Source records
◇ ◇ ◇ ◇

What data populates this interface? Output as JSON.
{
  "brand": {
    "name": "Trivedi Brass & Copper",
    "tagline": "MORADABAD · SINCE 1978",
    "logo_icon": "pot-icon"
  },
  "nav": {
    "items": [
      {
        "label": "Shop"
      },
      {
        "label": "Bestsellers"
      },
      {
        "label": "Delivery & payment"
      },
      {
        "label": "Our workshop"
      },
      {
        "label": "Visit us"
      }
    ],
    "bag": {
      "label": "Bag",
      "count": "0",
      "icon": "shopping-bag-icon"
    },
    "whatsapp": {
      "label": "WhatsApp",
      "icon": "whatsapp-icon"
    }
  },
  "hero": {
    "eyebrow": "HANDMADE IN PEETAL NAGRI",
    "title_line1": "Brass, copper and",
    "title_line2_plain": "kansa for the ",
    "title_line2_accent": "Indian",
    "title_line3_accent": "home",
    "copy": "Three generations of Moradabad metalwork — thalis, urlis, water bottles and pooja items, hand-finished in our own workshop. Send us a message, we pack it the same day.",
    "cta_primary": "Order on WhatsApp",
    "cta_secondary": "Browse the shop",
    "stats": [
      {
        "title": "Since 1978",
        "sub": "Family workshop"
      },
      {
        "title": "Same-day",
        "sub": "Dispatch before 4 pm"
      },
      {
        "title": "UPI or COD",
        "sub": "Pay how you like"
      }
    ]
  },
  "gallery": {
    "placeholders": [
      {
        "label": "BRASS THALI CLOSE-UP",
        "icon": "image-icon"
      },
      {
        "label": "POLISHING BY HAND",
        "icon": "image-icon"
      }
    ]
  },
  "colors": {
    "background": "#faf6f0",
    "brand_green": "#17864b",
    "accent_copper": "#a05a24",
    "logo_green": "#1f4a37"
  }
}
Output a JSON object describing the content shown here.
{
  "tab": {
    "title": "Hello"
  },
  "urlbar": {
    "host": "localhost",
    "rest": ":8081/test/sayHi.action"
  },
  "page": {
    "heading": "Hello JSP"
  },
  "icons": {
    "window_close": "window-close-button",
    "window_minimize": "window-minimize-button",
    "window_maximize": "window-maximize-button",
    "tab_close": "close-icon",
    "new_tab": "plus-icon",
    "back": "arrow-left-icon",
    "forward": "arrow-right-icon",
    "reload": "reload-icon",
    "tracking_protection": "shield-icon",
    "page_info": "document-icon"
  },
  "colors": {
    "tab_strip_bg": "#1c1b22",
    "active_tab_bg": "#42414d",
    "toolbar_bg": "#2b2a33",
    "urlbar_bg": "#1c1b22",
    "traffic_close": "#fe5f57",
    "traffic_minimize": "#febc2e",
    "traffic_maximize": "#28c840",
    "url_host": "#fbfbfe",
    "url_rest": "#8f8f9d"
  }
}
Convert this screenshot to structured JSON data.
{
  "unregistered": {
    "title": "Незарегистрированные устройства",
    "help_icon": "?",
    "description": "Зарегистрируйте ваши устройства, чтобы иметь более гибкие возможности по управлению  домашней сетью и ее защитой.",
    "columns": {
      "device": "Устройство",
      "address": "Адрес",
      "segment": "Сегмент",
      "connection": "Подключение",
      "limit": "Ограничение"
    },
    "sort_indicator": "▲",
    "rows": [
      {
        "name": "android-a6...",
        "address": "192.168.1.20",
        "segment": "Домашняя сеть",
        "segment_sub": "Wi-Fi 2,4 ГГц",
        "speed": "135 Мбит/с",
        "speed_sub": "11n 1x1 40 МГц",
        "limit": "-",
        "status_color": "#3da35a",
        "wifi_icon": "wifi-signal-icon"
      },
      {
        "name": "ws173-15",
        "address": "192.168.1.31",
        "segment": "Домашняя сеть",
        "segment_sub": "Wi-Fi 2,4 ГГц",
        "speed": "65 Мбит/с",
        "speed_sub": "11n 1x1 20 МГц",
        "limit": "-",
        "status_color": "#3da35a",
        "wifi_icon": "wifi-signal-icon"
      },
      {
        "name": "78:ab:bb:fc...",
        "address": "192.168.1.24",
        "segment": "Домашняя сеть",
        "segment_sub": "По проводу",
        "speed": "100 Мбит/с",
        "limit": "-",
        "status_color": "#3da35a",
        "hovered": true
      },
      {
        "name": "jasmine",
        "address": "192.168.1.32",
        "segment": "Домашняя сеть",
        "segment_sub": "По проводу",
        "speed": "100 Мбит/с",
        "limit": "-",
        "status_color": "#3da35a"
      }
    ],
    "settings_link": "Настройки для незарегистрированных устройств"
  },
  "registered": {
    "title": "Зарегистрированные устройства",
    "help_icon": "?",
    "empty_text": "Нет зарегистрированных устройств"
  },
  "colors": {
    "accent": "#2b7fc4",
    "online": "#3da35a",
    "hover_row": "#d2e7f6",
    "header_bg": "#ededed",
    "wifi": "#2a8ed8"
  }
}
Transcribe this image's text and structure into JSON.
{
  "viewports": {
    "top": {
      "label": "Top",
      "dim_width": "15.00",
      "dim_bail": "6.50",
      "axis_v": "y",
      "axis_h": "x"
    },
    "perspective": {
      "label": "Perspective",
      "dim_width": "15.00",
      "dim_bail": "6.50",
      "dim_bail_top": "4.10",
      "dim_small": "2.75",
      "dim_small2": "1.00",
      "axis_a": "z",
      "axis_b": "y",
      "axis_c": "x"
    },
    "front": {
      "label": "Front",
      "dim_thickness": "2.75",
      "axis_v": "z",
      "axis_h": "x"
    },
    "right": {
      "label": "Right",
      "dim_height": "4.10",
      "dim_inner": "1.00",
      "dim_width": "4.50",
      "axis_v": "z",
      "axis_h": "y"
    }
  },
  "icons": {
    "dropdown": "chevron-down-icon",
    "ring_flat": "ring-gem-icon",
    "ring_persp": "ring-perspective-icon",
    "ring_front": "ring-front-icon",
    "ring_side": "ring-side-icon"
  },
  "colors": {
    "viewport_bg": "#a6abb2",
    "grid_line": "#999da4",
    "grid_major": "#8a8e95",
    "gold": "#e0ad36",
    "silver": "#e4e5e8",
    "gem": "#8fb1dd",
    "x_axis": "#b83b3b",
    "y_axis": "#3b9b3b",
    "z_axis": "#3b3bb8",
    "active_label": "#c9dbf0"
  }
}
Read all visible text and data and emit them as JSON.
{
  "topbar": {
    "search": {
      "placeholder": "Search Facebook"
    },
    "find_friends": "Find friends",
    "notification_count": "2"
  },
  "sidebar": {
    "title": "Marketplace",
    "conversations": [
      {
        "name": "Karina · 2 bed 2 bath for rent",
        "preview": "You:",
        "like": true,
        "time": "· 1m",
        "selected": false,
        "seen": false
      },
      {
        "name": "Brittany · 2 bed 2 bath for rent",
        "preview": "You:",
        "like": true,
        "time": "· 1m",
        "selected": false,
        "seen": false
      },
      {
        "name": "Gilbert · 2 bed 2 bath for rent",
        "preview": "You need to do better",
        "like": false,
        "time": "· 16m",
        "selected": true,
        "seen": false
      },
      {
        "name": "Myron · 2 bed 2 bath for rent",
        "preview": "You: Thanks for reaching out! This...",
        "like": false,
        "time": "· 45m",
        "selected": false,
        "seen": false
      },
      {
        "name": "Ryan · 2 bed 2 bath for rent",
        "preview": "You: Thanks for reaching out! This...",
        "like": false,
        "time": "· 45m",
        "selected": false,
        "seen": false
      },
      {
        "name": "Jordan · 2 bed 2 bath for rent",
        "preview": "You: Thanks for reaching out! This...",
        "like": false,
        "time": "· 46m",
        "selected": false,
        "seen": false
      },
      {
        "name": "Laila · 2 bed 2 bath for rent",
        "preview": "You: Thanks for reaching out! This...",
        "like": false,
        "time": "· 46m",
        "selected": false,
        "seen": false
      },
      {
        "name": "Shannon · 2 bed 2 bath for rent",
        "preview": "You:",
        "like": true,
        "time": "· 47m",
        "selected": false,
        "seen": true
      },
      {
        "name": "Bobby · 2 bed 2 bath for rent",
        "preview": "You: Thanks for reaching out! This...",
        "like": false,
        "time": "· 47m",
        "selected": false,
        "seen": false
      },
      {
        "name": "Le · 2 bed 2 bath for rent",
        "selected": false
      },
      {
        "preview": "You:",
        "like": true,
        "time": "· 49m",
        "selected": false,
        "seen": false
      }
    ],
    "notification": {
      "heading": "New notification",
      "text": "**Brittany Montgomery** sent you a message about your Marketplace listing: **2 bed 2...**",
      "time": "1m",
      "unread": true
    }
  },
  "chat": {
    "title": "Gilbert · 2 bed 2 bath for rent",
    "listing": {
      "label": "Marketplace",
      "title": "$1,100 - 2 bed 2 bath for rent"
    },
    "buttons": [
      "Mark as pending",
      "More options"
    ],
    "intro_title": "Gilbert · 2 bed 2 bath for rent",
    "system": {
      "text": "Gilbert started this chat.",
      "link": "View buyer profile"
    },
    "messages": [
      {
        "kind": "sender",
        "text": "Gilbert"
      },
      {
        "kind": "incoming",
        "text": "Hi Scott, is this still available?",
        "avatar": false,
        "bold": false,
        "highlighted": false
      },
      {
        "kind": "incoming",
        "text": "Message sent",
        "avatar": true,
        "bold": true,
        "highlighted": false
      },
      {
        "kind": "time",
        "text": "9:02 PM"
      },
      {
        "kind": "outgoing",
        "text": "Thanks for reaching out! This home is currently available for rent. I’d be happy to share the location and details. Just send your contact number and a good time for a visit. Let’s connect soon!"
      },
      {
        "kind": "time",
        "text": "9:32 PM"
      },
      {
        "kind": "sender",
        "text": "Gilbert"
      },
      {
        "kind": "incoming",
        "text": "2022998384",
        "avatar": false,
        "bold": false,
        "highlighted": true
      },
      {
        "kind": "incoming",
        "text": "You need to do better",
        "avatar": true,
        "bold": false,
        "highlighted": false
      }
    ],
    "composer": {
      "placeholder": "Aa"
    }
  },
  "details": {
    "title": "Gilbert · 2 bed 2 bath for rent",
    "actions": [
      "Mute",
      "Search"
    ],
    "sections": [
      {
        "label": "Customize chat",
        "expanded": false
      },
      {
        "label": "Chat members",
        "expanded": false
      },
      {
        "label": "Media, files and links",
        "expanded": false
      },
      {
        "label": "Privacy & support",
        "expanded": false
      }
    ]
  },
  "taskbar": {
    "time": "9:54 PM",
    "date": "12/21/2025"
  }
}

◇ ◇ ◇ ◇

In the material above, find the lines that contain "listing" and show them.

Completed task
      "text": "**Brittany Montgomery** sent you a message about your Marketplace listing: **2 bed 2...**",
    "listing": {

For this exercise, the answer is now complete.